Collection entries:
==========

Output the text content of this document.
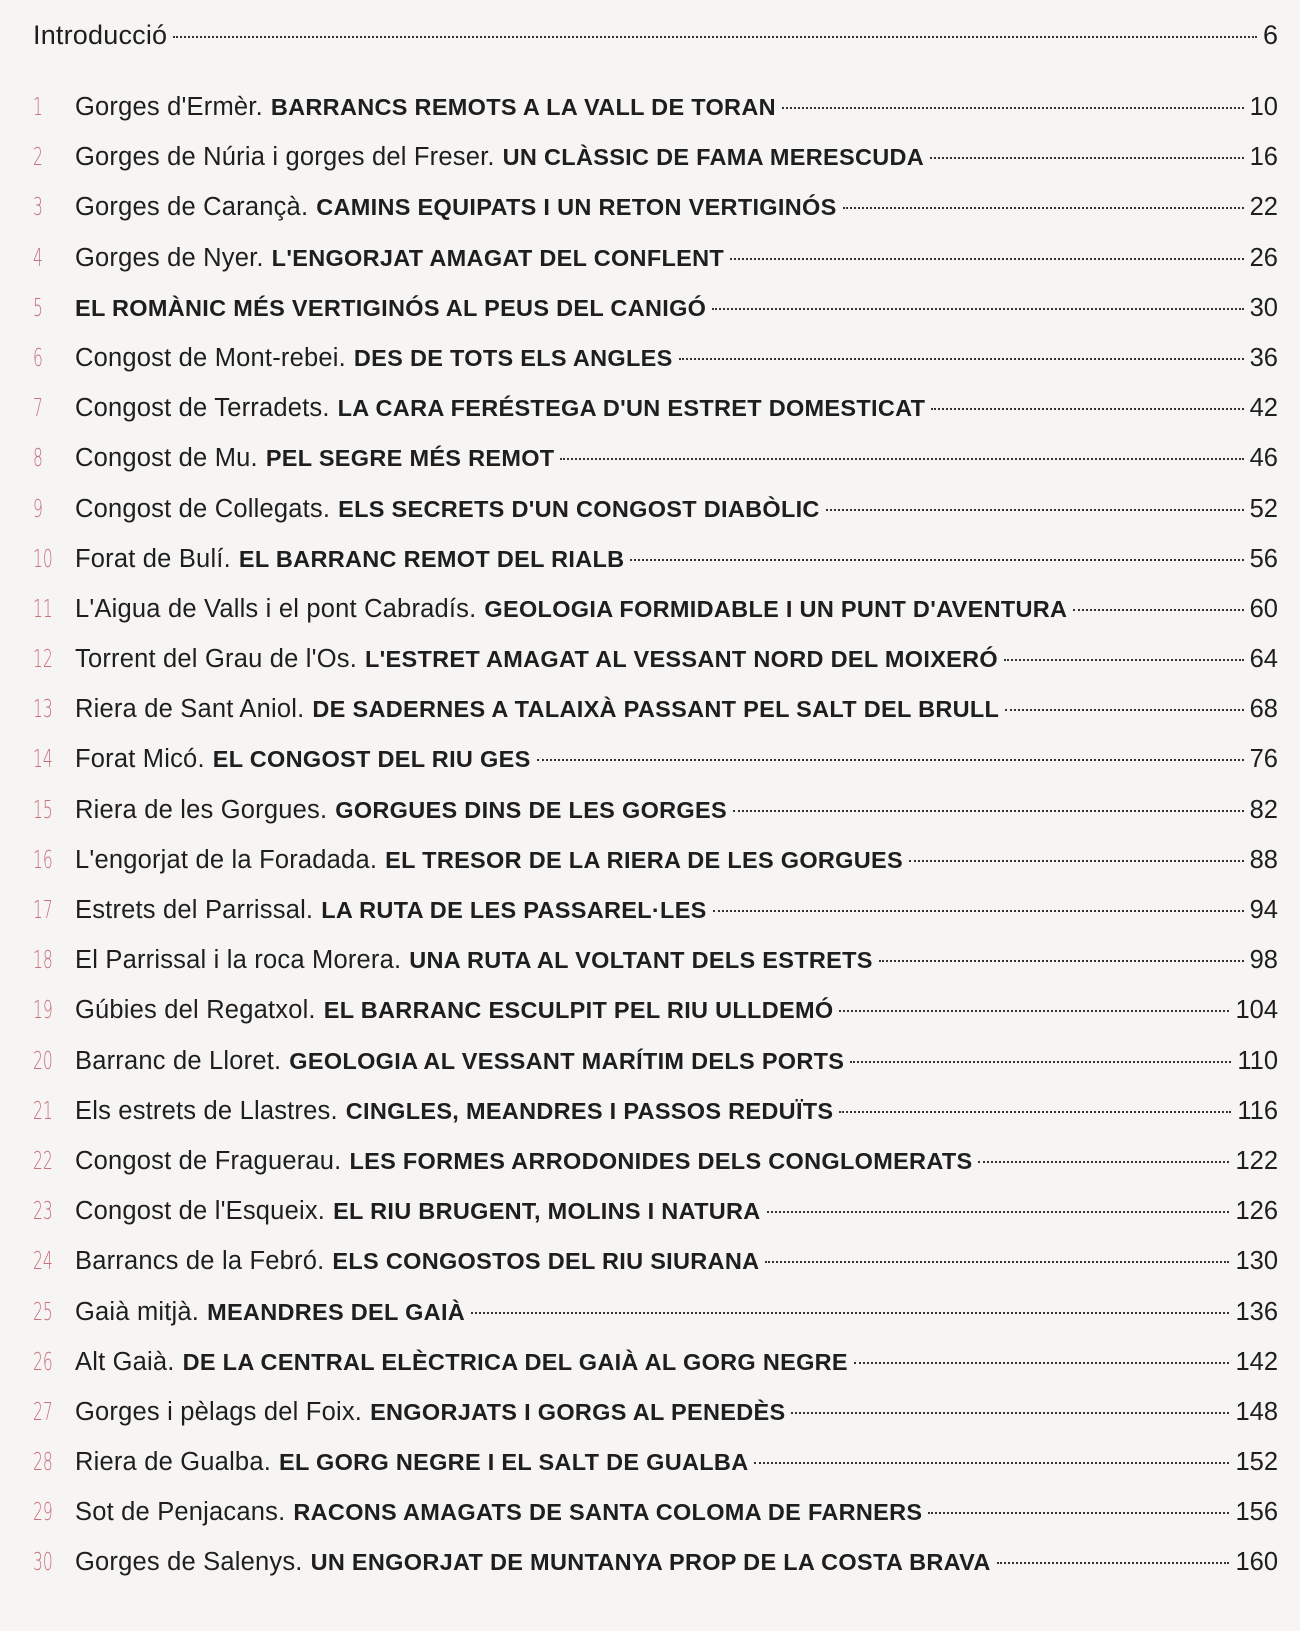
Introducció	6
1	Gorges d'Ermèr. BARRANCS REMOTS A LA VALL DE TORAN	10
2	Gorges de Núria i gorges del Freser. UN CLÀSSIC DE FAMA MERESCUDA	16
3	Gorges de Carançà. CAMINS EQUIPATS I UN RETON VERTIGINÓS	22
4	Gorges de Nyer. L'ENGORJAT AMAGAT DEL CONFLENT	26
5	EL ROMÀNIC MÉS VERTIGINÓS AL PEUS DEL CANIGÓ	30
6	Congost de Mont-rebei. DES DE TOTS ELS ANGLES	36
7	Congost de Terradets. LA CARA FERÉSTEGA D'UN ESTRET DOMESTICAT	42
8	Congost de Mu. PEL SEGRE MÉS REMOT	46
9	Congost de Collegats. ELS SECRETS D'UN CONGOST DIABÒLIC	52
10 Forat de Bulí. EL BARRANC REMOT DEL RIALB	56
11 L'Aigua de Valls i el pont Cabradís. GEOLOGIA FORMIDABLE I UN PUNT D'AVENTURA	60
12 Torrent del Grau de l'Os. L'ESTRET AMAGAT AL VESSANT NORD DEL MOIXERÓ	64
13 Riera de Sant Aniol. DE SADERNES A TALAIXÀ PASSANT PEL SALT DEL BRULL	68
14 Forat Micó. EL CONGOST DEL RIU GES	76
15 Riera de les Gorgues. GORGUES DINS DE LES GORGES	82
16 L'engorjat de la Foradada. EL TRESOR DE LA RIERA DE LES GORGUES	88
17 Estrets del Parrissal. LA RUTA DE LES PASSAREL·LES	94
18 El Parrissal i la roca Morera. UNA RUTA AL VOLTANT DELS ESTRETS	98
19 Gúbies del Regatxol. EL BARRANC ESCULPIT PEL RIU ULLDEMÓ	104
20 Barranc de Lloret. GEOLOGIA AL VESSANT MARÍTIM DELS PORTS	110
21 Els estrets de Llastres. CINGLES, MEANDRES I PASSOS REDUÏTS	116
22 Congost de Fraguerau. LES FORMES ARRODONIDES DELS CONGLOMERATS	122
23 Congost de l'Esqueix. EL RIU BRUGENT, MOLINS I NATURA	126
24 Barrancs de la Febró. ELS CONGOSTOS DEL RIU SIURANA	130
25 Gaià mitjà. MEANDRES DEL GAIÀ	136
26 Alt Gaià. DE LA CENTRAL ELÈCTRICA DEL GAIÀ AL GORG NEGRE	142
27 Gorges i pèlags del Foix. ENGORJATS I GORGS AL PENEDÈS	148
28 Riera de Gualba. EL GORG NEGRE I EL SALT DE GUALBA	152
29 Sot de Penjacans. RACONS AMAGATS DE SANTA COLOMA DE FARNERS	156
30 Gorges de Salenys. UN ENGORJAT DE MUNTANYA PROP DE LA COSTA BRAVA	160
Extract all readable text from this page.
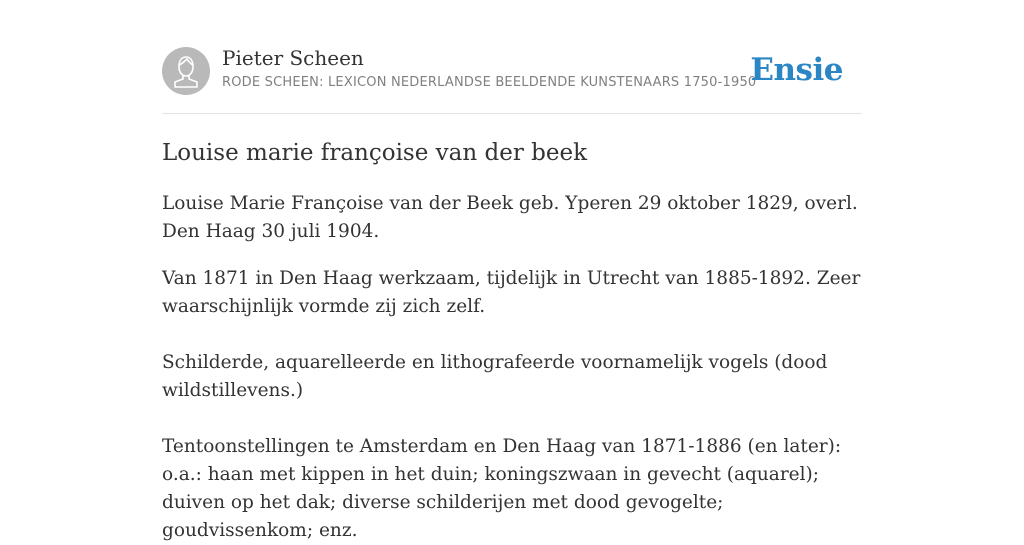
Pieter Scheen
RODE SCHEEN: LEXICON NEDERLANDSE BEELDENDE KUNSTENAARS 1750-1950
Ensie
Louise marie françoise van der beek

Louise Marie Françoise van der Beek geb. Yperen 29 oktober 1829, overl. Den Haag 30 juli 1904.

Van 1871 in Den Haag werkzaam, tijdelijk in Utrecht van 1885-1892. Zeer waarschijnlijk vormde zij zich zelf.

Schilderde, aquarelleerde en lithografeerde voornamelijk vogels (dood wildstillevens.)

Tentoonstellingen te Amsterdam en Den Haag van 1871-1886 (en later): o.a.: haan met kippen in het duin; koningszwaan in gevecht (aquarel); duiven op het dak; diverse schilderijen met dood gevogelte; goudvissenkom; enz.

==========

**EXERCISE INSTRUCTIONS:**
The records above are to be restated exactly, without their pictures.

**RESULT BELOW:**
Output the text content of this document.
Introducció	6
1	Gorges d'Ermèr. BARRANCS REMOTS A LA VALL DE TORAN	10
2	Gorges de Núria i gorges del Freser. UN CLÀSSIC DE FAMA MERESCUDA	16
3	Gorges de Carançà. CAMINS EQUIPATS I UN RETON VERTIGINÓS	22
4	Gorges de Nyer. L'ENGORJAT AMAGAT DEL CONFLENT	26
5	EL ROMÀNIC MÉS VERTIGINÓS AL PEUS DEL CANIGÓ	30
6	Congost de Mont-rebei. DES DE TOTS ELS ANGLES	36
7	Congost de Terradets. LA CARA FERÉSTEGA D'UN ESTRET DOMESTICAT	42
8	Congost de Mu. PEL SEGRE MÉS REMOT	46
9	Congost de Collegats. ELS SECRETS D'UN CONGOST DIABÒLIC	52
10 Forat de Bulí. EL BARRANC REMOT DEL RIALB	56
11 L'Aigua de Valls i el pont Cabradís. GEOLOGIA FORMIDABLE I UN PUNT D'AVENTURA	60
12 Torrent del Grau de l'Os. L'ESTRET AMAGAT AL VESSANT NORD DEL MOIXERÓ	64
13 Riera de Sant Aniol. DE SADERNES A TALAIXÀ PASSANT PEL SALT DEL BRULL	68
14 Forat Micó. EL CONGOST DEL RIU GES	76
15 Riera de les Gorgues. GORGUES DINS DE LES GORGES	82
16 L'engorjat de la Foradada. EL TRESOR DE LA RIERA DE LES GORGUES	88
17 Estrets del Parrissal. LA RUTA DE LES PASSAREL·LES	94
18 El Parrissal i la roca Morera. UNA RUTA AL VOLTANT DELS ESTRETS	98
19 Gúbies del Regatxol. EL BARRANC ESCULPIT PEL RIU ULLDEMÓ	104
20 Barranc de Lloret. GEOLOGIA AL VESSANT MARÍTIM DELS PORTS	110
21 Els estrets de Llastres. CINGLES, MEANDRES I PASSOS REDUÏTS	116
22 Congost de Fraguerau. LES FORMES ARRODONIDES DELS CONGLOMERATS	122
23 Congost de l'Esqueix. EL RIU BRUGENT, MOLINS I NATURA	126
24 Barrancs de la Febró. ELS CONGOSTOS DEL RIU SIURANA	130
25 Gaià mitjà. MEANDRES DEL GAIÀ	136
26 Alt Gaià. DE LA CENTRAL ELÈCTRICA DEL GAIÀ AL GORG NEGRE	142
27 Gorges i pèlags del Foix. ENGORJATS I GORGS AL PENEDÈS	148
28 Riera de Gualba. EL GORG NEGRE I EL SALT DE GUALBA	152
29 Sot de Penjacans. RACONS AMAGATS DE SANTA COLOMA DE FARNERS	156
30 Gorges de Salenys. UN ENGORJAT DE MUNTANYA PROP DE LA COSTA BRAVA	160
Extract all readable text from this page.
Pieter Scheen
RODE SCHEEN: LEXICON NEDERLANDSE BEELDENDE KUNSTENAARS 1750-1950
Ensie
Louise marie françoise van der beek

Louise Marie Françoise van der Beek geb. Yperen 29 oktober 1829, overl. Den Haag 30 juli 1904.

Van 1871 in Den Haag werkzaam, tijdelijk in Utrecht van 1885-1892. Zeer waarschijnlijk vormde zij zich zelf.

Schilderde, aquarelleerde en lithografeerde voornamelijk vogels (dood wildstillevens.)

Tentoonstellingen te Amsterdam en Den Haag van 1871-1886 (en later): o.a.: haan met kippen in het duin; koningszwaan in gevecht (aquarel); duiven op het dak; diverse schilderijen met dood gevogelte; goudvissenkom; enz.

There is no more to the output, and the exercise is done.